# Start of Items

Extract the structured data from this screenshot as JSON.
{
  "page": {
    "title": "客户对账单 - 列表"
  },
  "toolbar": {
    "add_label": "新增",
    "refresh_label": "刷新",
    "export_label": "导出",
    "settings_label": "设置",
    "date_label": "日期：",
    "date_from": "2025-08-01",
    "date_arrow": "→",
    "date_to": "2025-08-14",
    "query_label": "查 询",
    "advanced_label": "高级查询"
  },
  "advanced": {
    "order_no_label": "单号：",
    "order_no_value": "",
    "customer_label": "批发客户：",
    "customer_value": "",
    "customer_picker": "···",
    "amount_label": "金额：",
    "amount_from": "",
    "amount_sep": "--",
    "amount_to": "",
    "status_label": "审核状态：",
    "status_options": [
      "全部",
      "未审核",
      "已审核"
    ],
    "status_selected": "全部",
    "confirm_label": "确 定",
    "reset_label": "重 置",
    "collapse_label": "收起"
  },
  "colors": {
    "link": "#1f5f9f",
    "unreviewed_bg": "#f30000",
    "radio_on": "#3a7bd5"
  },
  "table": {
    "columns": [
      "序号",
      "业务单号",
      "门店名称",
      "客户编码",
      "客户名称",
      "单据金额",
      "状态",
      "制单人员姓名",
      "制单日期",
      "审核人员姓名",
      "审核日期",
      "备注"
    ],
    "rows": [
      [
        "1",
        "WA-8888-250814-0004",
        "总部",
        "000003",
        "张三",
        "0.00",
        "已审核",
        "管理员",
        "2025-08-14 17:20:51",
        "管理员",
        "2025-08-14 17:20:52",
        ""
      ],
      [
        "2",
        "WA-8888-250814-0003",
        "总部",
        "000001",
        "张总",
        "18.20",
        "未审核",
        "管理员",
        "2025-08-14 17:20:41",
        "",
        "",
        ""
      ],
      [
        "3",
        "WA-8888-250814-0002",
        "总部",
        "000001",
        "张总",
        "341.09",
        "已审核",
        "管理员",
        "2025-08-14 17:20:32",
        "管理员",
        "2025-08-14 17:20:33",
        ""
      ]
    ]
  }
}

# End of Items

■ **Stated goal**: The entries above must be returned in full, exactly as shown.

■ **Task solution**:
Extract the structured data from this screenshot as JSON.
{
  "page": {
    "title": "客户对账单 - 列表"
  },
  "toolbar": {
    "add_label": "新增",
    "refresh_label": "刷新",
    "export_label": "导出",
    "settings_label": "设置",
    "date_label": "日期：",
    "date_from": "2025-08-01",
    "date_arrow": "→",
    "date_to": "2025-08-14",
    "query_label": "查 询",
    "advanced_label": "高级查询"
  },
  "advanced": {
    "order_no_label": "单号：",
    "order_no_value": "",
    "customer_label": "批发客户：",
    "customer_value": "",
    "customer_picker": "···",
    "amount_label": "金额：",
    "amount_from": "",
    "amount_sep": "--",
    "amount_to": "",
    "status_label": "审核状态：",
    "status_options": [
      "全部",
      "未审核",
      "已审核"
    ],
    "status_selected": "全部",
    "confirm_label": "确 定",
    "reset_label": "重 置",
    "collapse_label": "收起"
  },
  "colors": {
    "link": "#1f5f9f",
    "unreviewed_bg": "#f30000",
    "radio_on": "#3a7bd5"
  },
  "table": {
    "columns": [
      "序号",
      "业务单号",
      "门店名称",
      "客户编码",
      "客户名称",
      "单据金额",
      "状态",
      "制单人员姓名",
      "制单日期",
      "审核人员姓名",
      "审核日期",
      "备注"
    ],
    "rows": [
      [
        "1",
        "WA-8888-250814-0004",
        "总部",
        "000003",
        "张三",
        "0.00",
        "已审核",
        "管理员",
        "2025-08-14 17:20:51",
        "管理员",
        "2025-08-14 17:20:52",
        ""
      ],
      [
        "2",
        "WA-8888-250814-0003",
        "总部",
        "000001",
        "张总",
        "18.20",
        "未审核",
        "管理员",
        "2025-08-14 17:20:41",
        "",
        "",
        ""
      ],
      [
        "3",
        "WA-8888-250814-0002",
        "总部",
        "000001",
        "张总",
        "341.09",
        "已审核",
        "管理员",
        "2025-08-14 17:20:32",
        "管理员",
        "2025-08-14 17:20:33",
        ""
      ]
    ]
  }
}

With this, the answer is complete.